(Data entries)
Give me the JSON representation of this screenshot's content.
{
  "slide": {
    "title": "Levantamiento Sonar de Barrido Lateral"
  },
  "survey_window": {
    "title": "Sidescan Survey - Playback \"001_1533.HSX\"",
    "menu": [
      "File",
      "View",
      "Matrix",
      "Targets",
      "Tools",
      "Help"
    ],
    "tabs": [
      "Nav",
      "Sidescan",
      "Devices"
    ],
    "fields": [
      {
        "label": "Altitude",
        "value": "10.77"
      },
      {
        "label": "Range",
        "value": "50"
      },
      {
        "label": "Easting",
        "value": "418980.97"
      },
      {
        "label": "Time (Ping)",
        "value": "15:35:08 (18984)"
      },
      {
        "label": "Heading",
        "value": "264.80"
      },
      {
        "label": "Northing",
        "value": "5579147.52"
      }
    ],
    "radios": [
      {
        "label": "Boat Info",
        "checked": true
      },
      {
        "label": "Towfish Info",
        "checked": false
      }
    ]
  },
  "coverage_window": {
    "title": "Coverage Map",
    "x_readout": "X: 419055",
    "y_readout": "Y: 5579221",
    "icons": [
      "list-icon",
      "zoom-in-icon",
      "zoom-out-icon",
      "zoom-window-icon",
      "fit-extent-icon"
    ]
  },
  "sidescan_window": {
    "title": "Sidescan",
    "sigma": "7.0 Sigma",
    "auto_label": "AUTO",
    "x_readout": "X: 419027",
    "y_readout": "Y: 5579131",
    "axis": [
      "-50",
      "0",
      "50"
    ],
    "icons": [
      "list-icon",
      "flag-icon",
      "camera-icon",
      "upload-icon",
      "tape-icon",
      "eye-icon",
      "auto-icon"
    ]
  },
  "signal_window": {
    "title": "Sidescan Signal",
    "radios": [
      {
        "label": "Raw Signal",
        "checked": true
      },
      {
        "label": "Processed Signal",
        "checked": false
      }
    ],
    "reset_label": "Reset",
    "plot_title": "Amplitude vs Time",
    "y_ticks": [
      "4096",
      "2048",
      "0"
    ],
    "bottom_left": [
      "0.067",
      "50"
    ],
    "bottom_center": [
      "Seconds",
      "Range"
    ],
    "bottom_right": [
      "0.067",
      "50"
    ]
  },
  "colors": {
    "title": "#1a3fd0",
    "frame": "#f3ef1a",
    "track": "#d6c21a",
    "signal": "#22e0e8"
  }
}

■ GOAL OF THE EXERCISE ■
Read through the entries and copy every line that includes "value".

■ TASK RESULT ■
        "value": "10.77"
        "value": "50"
        "value": "418980.97"
        "value": "15:35:08 (18984)"
        "value": "264.80"
        "value": "5579147.52"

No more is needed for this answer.